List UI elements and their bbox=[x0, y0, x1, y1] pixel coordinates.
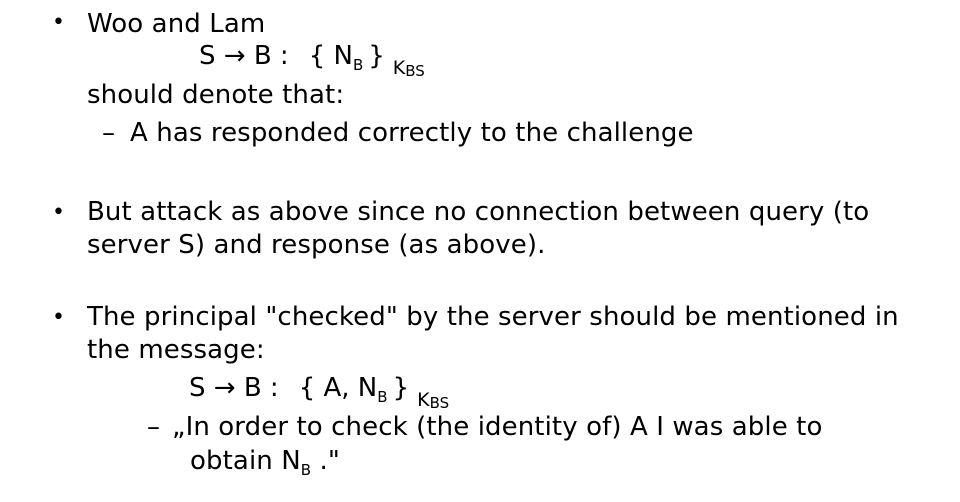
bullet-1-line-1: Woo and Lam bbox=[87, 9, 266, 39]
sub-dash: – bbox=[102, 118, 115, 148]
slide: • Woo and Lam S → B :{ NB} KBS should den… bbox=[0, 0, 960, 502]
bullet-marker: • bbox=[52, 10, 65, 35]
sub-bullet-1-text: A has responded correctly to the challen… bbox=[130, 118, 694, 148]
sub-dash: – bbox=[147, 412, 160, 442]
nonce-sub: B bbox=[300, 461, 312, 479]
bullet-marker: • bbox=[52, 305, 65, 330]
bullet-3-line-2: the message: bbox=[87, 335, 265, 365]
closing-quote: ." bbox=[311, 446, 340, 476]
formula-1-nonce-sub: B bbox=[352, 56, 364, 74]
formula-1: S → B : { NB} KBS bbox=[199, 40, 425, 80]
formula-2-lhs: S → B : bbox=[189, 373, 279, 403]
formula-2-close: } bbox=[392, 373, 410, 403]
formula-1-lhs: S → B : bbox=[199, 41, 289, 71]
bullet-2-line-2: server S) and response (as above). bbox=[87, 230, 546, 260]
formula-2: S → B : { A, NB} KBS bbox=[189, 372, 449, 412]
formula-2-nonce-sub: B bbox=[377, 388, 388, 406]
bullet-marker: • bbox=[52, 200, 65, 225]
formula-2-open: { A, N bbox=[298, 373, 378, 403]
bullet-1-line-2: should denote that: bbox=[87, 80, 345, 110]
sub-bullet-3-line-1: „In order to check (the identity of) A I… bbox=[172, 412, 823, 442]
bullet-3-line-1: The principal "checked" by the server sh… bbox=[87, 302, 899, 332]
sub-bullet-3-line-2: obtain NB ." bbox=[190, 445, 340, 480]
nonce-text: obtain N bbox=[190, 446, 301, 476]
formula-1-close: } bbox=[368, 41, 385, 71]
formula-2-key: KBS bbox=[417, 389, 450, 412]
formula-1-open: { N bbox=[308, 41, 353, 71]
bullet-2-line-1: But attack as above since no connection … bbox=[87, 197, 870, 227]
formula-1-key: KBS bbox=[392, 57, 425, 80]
--
### Your goal
Output every line of the records as a JSON list of strings, one string per line, leaving out blank lines and the pictures.

### Response
[
  "List UI elements and their bbox=[x0, y0, x1, y1] pixel coordinates.",
  "bullet-1-line-1: Woo and Lam bbox=[87, 9, 266, 39]",
  "sub-dash: – bbox=[102, 118, 115, 148]",
  "slide: • Woo and Lam S → B :{ NB} KBS should den… bbox=[0, 0, 960, 502]",
  "bullet-marker: • bbox=[52, 10, 65, 35]",
  "sub-bullet-1-text: A has responded correctly to the challen… bbox=[130, 118, 694, 148]",
  "sub-dash: – bbox=[147, 412, 160, 442]",
  "nonce-sub: B bbox=[300, 461, 312, 479]",
  "bullet-marker: • bbox=[52, 305, 65, 330]",
  "bullet-3-line-2: the message: bbox=[87, 335, 265, 365]",
  "closing-quote: .\" bbox=[311, 446, 340, 476]",
  "formula-1-nonce-sub: B bbox=[352, 56, 364, 74]",
  "formula-1: S → B : { NB} KBS bbox=[199, 40, 425, 80]",
  "formula-2-lhs: S → B : bbox=[189, 373, 279, 403]",
  "formula-2-close: } bbox=[392, 373, 410, 403]",
  "formula-1-lhs: S → B : bbox=[199, 41, 289, 71]",
  "bullet-2-line-2: server S) and response (as above). bbox=[87, 230, 546, 260]",
  "formula-2: S → B : { A, NB} KBS bbox=[189, 372, 449, 412]",
  "formula-2-nonce-sub: B bbox=[377, 388, 388, 406]",
  "bullet-marker: • bbox=[52, 200, 65, 225]",
  "formula-2-open: { A, N bbox=[298, 373, 378, 403]",
  "bullet-1-line-2: should denote that: bbox=[87, 80, 345, 110]",
  "sub-bullet-3-line-1: „In order to check (the identity of) A I… bbox=[172, 412, 823, 442]",
  "bullet-3-line-1: The principal \"checked\" by the server sh… bbox=[87, 302, 899, 332]",
  "sub-bullet-3-line-2: obtain NB .\" bbox=[190, 445, 340, 480]",
  "nonce-text: obtain N bbox=[190, 446, 301, 476]",
  "formula-1-close: } bbox=[368, 41, 385, 71]",
  "formula-2-key: KBS bbox=[417, 389, 450, 412]",
  "formula-1-open: { N bbox=[308, 41, 353, 71]",
  "bullet-2-line-1: But attack as above since no connection … bbox=[87, 197, 870, 227]",
  "formula-1-key: KBS bbox=[392, 57, 425, 80]"
]